> **EXERCISE TASKS**:
- A) In the passage on the Workday workforce report, rewrite the text between "Workday, Inc. (NASDAQ: WDAY), a" and "half of 2023.", inclusive, swapping "semi-annual" for "twice-yearly".
- B) According to the passage on the Workday workforce report, how fast did the number of job applications grow compared with job openings?

> **PASSAGE GIVEN**:
>> BEGIN

Workday Global Workforce Report: Job Market Tightens as AI Reshapes Hiring Processes

Despite these odds, top performing employees are quitting their jobs to look for better opportunities elsewhere. At the same time, organisations are turning to AI to transform how they find and keep their best people.

Workday, Inc. (NASDAQ: WDAY), a leading provider of solutions to help organisations manage their people and money, published its semi-annual Global Workforce Report today, which found that it’s an employers’ market, with the number of job applications growing four times faster than job openings. Despite these odds, top performing employees are quitting their jobs to look for better opportunities elsewhere. At the same time, organisations are turning to AI to transform how they find and keep their best people. 

Key global findings from the first half of 2024 Workday Global Workforce Report include:

  • It's getting tougher to land a new job: The surge in applications (31%) far outpaces job growth (7%) in the first half of 2024 compared to the first half of 2023.

>> END

> **ENTRIES SHOWN**:
>> BEGIN

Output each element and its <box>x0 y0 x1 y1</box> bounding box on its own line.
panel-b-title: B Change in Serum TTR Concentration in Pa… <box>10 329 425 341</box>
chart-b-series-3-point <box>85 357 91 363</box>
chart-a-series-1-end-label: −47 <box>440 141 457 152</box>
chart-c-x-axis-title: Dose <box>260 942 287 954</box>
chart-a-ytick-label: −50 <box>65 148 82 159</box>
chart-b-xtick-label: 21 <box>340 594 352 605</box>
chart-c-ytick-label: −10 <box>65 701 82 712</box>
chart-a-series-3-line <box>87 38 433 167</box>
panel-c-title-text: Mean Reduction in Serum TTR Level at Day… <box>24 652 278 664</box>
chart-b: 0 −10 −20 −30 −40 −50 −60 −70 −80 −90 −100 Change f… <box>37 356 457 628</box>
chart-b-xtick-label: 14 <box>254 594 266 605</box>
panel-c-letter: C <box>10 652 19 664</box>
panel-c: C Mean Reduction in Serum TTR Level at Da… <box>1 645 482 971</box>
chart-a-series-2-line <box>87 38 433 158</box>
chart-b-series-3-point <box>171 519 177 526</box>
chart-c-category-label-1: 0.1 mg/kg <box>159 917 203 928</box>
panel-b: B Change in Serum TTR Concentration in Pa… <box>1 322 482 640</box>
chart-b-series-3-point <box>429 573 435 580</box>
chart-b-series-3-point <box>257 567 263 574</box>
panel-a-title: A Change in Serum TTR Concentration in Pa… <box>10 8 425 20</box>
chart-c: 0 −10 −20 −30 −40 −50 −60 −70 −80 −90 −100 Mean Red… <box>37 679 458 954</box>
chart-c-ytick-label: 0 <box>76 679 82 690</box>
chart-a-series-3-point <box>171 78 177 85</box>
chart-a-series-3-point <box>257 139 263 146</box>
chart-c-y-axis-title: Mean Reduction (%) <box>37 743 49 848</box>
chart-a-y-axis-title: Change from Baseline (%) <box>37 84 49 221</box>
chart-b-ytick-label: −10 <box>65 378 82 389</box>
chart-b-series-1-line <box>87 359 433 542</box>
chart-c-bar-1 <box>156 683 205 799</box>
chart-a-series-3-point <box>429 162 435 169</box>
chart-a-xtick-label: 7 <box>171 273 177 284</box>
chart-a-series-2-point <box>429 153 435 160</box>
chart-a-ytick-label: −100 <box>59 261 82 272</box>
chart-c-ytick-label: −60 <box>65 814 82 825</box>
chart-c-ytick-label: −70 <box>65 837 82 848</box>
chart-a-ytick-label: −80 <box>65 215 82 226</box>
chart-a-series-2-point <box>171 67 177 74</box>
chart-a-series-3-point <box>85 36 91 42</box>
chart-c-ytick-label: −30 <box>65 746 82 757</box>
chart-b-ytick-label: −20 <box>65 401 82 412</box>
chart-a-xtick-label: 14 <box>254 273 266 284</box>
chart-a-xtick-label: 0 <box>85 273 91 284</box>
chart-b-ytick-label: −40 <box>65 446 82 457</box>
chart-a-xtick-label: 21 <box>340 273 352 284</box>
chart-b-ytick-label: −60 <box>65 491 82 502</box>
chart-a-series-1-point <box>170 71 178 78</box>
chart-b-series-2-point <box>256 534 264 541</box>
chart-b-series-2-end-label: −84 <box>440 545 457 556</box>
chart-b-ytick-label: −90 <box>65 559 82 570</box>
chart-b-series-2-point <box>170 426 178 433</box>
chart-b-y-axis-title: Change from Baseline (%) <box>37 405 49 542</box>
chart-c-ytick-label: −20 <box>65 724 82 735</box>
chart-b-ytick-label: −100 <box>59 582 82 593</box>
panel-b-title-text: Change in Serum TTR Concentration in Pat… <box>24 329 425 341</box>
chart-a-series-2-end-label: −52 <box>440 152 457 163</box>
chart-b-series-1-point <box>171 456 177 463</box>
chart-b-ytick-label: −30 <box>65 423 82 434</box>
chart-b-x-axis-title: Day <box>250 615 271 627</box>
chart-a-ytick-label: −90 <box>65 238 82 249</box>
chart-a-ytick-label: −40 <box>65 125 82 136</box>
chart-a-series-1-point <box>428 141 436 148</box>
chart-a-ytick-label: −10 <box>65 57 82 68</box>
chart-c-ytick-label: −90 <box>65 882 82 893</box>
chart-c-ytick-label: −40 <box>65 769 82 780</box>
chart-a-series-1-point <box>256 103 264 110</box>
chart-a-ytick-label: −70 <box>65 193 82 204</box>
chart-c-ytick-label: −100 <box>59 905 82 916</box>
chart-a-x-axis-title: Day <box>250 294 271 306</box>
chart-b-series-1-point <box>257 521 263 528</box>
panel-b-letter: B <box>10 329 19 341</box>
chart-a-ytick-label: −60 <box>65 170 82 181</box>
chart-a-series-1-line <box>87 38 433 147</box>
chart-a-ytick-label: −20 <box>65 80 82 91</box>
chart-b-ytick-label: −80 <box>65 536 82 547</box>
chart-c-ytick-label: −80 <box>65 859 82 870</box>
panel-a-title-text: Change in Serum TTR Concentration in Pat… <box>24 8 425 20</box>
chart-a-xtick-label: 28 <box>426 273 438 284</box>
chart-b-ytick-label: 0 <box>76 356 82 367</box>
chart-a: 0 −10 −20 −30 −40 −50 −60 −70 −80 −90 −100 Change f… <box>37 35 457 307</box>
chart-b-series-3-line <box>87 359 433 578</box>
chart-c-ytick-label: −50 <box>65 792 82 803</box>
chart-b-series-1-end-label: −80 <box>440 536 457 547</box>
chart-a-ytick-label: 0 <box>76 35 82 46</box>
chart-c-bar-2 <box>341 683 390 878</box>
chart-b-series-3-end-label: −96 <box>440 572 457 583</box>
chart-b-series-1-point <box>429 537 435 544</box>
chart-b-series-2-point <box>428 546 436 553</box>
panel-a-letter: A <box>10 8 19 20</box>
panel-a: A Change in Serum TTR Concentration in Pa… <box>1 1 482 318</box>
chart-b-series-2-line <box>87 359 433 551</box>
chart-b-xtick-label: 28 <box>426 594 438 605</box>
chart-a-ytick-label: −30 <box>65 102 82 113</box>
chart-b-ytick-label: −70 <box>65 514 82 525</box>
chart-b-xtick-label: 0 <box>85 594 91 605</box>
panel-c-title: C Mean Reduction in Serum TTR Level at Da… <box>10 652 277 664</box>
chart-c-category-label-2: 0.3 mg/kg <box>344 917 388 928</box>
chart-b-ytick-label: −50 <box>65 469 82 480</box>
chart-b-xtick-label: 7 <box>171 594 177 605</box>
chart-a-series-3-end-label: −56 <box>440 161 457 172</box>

>> END

> **ANSWERS GIVEN**:
- A)
Workday, Inc. (NASDAQ: WDAY), a leading provider of solutions to help organisations manage their people and money, published its twice-yearly Global Workforce Report today, which found that it’s an employers’ market, with the number of job applications growing four times faster than job openings. Despite these odds, top performing employees are quitting their jobs to look for better opportunities elsewhere. At the same time, organisations are turning to AI to transform how they find and keep their best people. 

Key global findings from the first half of 2024 Workday Global Workforce Report include:

  • It's getting tougher to land a new job: The surge in applications (31%) far outpaces job growth (7%) in the first half of 2024 compared to the first half of 2023.

- B) Four times faster.